_Required work_
Every record here should be printed again exactly.

===

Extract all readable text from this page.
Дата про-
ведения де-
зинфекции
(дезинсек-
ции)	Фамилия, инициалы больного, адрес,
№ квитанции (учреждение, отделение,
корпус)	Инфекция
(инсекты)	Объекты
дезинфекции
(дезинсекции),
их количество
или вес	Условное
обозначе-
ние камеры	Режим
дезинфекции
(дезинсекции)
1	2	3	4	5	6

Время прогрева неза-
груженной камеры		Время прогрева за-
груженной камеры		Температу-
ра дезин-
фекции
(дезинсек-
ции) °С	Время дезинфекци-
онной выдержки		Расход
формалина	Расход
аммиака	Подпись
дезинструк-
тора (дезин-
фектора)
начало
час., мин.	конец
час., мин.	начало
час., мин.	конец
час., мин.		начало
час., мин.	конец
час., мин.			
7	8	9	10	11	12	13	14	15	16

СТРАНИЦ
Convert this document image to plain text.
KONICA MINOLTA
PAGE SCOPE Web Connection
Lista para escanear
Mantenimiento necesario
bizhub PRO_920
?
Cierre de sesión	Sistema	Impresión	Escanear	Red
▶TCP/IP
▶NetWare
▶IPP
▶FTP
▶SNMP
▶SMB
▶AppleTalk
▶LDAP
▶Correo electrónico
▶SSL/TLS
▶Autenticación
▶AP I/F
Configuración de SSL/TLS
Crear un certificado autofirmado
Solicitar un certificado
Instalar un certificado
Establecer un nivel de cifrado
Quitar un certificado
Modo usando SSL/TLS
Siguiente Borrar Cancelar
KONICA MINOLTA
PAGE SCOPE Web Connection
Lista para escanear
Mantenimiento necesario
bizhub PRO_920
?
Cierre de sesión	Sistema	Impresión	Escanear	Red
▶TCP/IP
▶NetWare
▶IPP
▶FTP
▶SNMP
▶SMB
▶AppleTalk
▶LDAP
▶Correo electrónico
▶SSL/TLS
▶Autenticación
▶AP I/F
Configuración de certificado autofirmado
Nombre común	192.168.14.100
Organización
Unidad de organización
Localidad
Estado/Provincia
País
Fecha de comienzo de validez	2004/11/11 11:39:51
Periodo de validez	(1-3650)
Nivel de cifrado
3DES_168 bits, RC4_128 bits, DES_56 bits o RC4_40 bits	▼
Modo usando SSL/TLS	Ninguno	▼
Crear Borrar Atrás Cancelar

===

_Task output_
Extract all readable text from this page.
Дата про-
ведения де-
зинфекции
(дезинсек-
ции)	Фамилия, инициалы больного, адрес,
№ квитанции (учреждение, отделение,
корпус)	Инфекция
(инсекты)	Объекты
дезинфекции
(дезинсекции),
их количество
или вес	Условное
обозначе-
ние камеры	Режим
дезинфекции
(дезинсекции)
1	2	3	4	5	6

Время прогрева неза-
груженной камеры		Время прогрева за-
груженной камеры		Температу-
ра дезин-
фекции
(дезинсек-
ции) °С	Время дезинфекци-
онной выдержки		Расход
формалина	Расход
аммиака	Подпись
дезинструк-
тора (дезин-
фектора)
начало
час., мин.	конец
час., мин.	начало
час., мин.	конец
час., мин.		начало
час., мин.	конец
час., мин.			
7	8	9	10	11	12	13	14	15	16

СТРАНИЦ
Convert this document image to plain text.
KONICA MINOLTA
PAGE SCOPE Web Connection
Lista para escanear
Mantenimiento necesario
bizhub PRO_920
?
Cierre de sesión	Sistema	Impresión	Escanear	Red
▶TCP/IP
▶NetWare
▶IPP
▶FTP
▶SNMP
▶SMB
▶AppleTalk
▶LDAP
▶Correo electrónico
▶SSL/TLS
▶Autenticación
▶AP I/F
Configuración de SSL/TLS
Crear un certificado autofirmado
Solicitar un certificado
Instalar un certificado
Establecer un nivel de cifrado
Quitar un certificado
Modo usando SSL/TLS
Siguiente Borrar Cancelar
KONICA MINOLTA
PAGE SCOPE Web Connection
Lista para escanear
Mantenimiento necesario
bizhub PRO_920
?
Cierre de sesión	Sistema	Impresión	Escanear	Red
▶TCP/IP
▶NetWare
▶IPP
▶FTP
▶SNMP
▶SMB
▶AppleTalk
▶LDAP
▶Correo electrónico
▶SSL/TLS
▶Autenticación
▶AP I/F
Configuración de certificado autofirmado
Nombre común	192.168.14.100
Organización
Unidad de organización
Localidad
Estado/Provincia
País
Fecha de comienzo de validez	2004/11/11 11:39:51
Periodo de validez	(1-3650)
Nivel de cifrado
3DES_168 bits, RC4_128 bits, DES_56 bits o RC4_40 bits	▼
Modo usando SSL/TLS	Ninguno	▼
Crear Borrar Atrás Cancelar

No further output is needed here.